What to produce
Skip the images and return the records below exactly.
** START OF Records to process **
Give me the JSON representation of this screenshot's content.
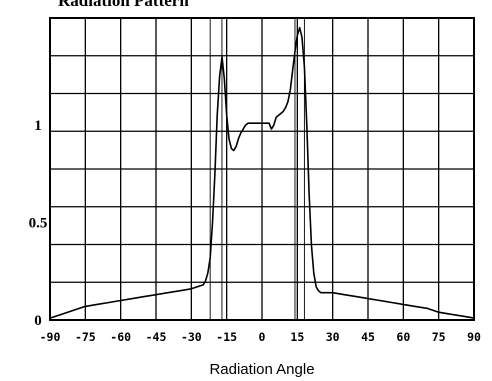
{
  "chart_data": {
    "type": "line",
    "title": "Radiation Pattern",
    "xlabel": "Radiation Angle",
    "ylabel": "",
    "xlim": [
      -90,
      90
    ],
    "ylim": [
      0,
      1.55
    ],
    "x_ticks": [
      -90,
      -75,
      -60,
      -45,
      -30,
      -15,
      0,
      15,
      30,
      45,
      60,
      75,
      90
    ],
    "x_tick_labels": [
      "-90",
      "-75",
      "-60",
      "-45",
      "-30",
      "-15",
      "0",
      "15",
      "30",
      "45",
      "60",
      "75",
      "90"
    ],
    "y_ticks": [
      0,
      0.5,
      1
    ],
    "y_tick_labels": [
      "0",
      "0.5",
      "1"
    ],
    "grid": true,
    "markers_x": [
      -22,
      -17,
      14,
      18
    ],
    "series": [
      {
        "color": "#000000",
        "x": [
          -90,
          -85,
          -80,
          -75,
          -70,
          -65,
          -60,
          -55,
          -50,
          -45,
          -40,
          -35,
          -30,
          -25,
          -24,
          -23,
          -22,
          -21,
          -20,
          -19,
          -18,
          -17,
          -16,
          -15,
          -14,
          -13,
          -12,
          -11,
          -10,
          -9,
          -8,
          -7,
          -6,
          -5,
          -4,
          -3,
          -2,
          -1,
          0,
          1,
          2,
          3,
          4,
          5,
          6,
          7,
          8,
          9,
          10,
          11,
          12,
          13,
          14,
          15,
          16,
          17,
          18,
          19,
          20,
          21,
          22,
          23,
          24,
          25,
          27,
          30,
          35,
          40,
          45,
          50,
          55,
          60,
          65,
          70,
          75,
          80,
          85,
          90
        ],
        "y": [
          0.01,
          0.03,
          0.05,
          0.07,
          0.08,
          0.09,
          0.1,
          0.11,
          0.12,
          0.13,
          0.14,
          0.15,
          0.16,
          0.18,
          0.2,
          0.24,
          0.32,
          0.5,
          0.75,
          1.05,
          1.25,
          1.35,
          1.24,
          1.05,
          0.93,
          0.88,
          0.87,
          0.89,
          0.93,
          0.96,
          0.98,
          1.0,
          1.01,
          1.01,
          1.01,
          1.01,
          1.01,
          1.01,
          1.01,
          1.01,
          1.01,
          1.01,
          0.98,
          1.0,
          1.04,
          1.05,
          1.06,
          1.07,
          1.09,
          1.12,
          1.18,
          1.28,
          1.38,
          1.46,
          1.5,
          1.45,
          1.3,
          1.0,
          0.65,
          0.38,
          0.24,
          0.17,
          0.15,
          0.14,
          0.14,
          0.14,
          0.13,
          0.12,
          0.11,
          0.1,
          0.09,
          0.08,
          0.07,
          0.06,
          0.04,
          0.03,
          0.02,
          0.01
        ]
      }
    ]
  }
}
** END OF Records to process **
Final result
Give me the JSON representation of this screenshot's content.
{
  "chart_data": {
    "type": "line",
    "title": "Radiation Pattern",
    "xlabel": "Radiation Angle",
    "ylabel": "",
    "xlim": [
      -90,
      90
    ],
    "ylim": [
      0,
      1.55
    ],
    "x_ticks": [
      -90,
      -75,
      -60,
      -45,
      -30,
      -15,
      0,
      15,
      30,
      45,
      60,
      75,
      90
    ],
    "x_tick_labels": [
      "-90",
      "-75",
      "-60",
      "-45",
      "-30",
      "-15",
      "0",
      "15",
      "30",
      "45",
      "60",
      "75",
      "90"
    ],
    "y_ticks": [
      0,
      0.5,
      1
    ],
    "y_tick_labels": [
      "0",
      "0.5",
      "1"
    ],
    "grid": true,
    "markers_x": [
      -22,
      -17,
      14,
      18
    ],
    "series": [
      {
        "color": "#000000",
        "x": [
          -90,
          -85,
          -80,
          -75,
          -70,
          -65,
          -60,
          -55,
          -50,
          -45,
          -40,
          -35,
          -30,
          -25,
          -24,
          -23,
          -22,
          -21,
          -20,
          -19,
          -18,
          -17,
          -16,
          -15,
          -14,
          -13,
          -12,
          -11,
          -10,
          -9,
          -8,
          -7,
          -6,
          -5,
          -4,
          -3,
          -2,
          -1,
          0,
          1,
          2,
          3,
          4,
          5,
          6,
          7,
          8,
          9,
          10,
          11,
          12,
          13,
          14,
          15,
          16,
          17,
          18,
          19,
          20,
          21,
          22,
          23,
          24,
          25,
          27,
          30,
          35,
          40,
          45,
          50,
          55,
          60,
          65,
          70,
          75,
          80,
          85,
          90
        ],
        "y": [
          0.01,
          0.03,
          0.05,
          0.07,
          0.08,
          0.09,
          0.1,
          0.11,
          0.12,
          0.13,
          0.14,
          0.15,
          0.16,
          0.18,
          0.2,
          0.24,
          0.32,
          0.5,
          0.75,
          1.05,
          1.25,
          1.35,
          1.24,
          1.05,
          0.93,
          0.88,
          0.87,
          0.89,
          0.93,
          0.96,
          0.98,
          1.0,
          1.01,
          1.01,
          1.01,
          1.01,
          1.01,
          1.01,
          1.01,
          1.01,
          1.01,
          1.01,
          0.98,
          1.0,
          1.04,
          1.05,
          1.06,
          1.07,
          1.09,
          1.12,
          1.18,
          1.28,
          1.38,
          1.46,
          1.5,
          1.45,
          1.3,
          1.0,
          0.65,
          0.38,
          0.24,
          0.17,
          0.15,
          0.14,
          0.14,
          0.14,
          0.13,
          0.12,
          0.11,
          0.1,
          0.09,
          0.08,
          0.07,
          0.06,
          0.04,
          0.03,
          0.02,
          0.01
        ]
      }
    ]
  }
}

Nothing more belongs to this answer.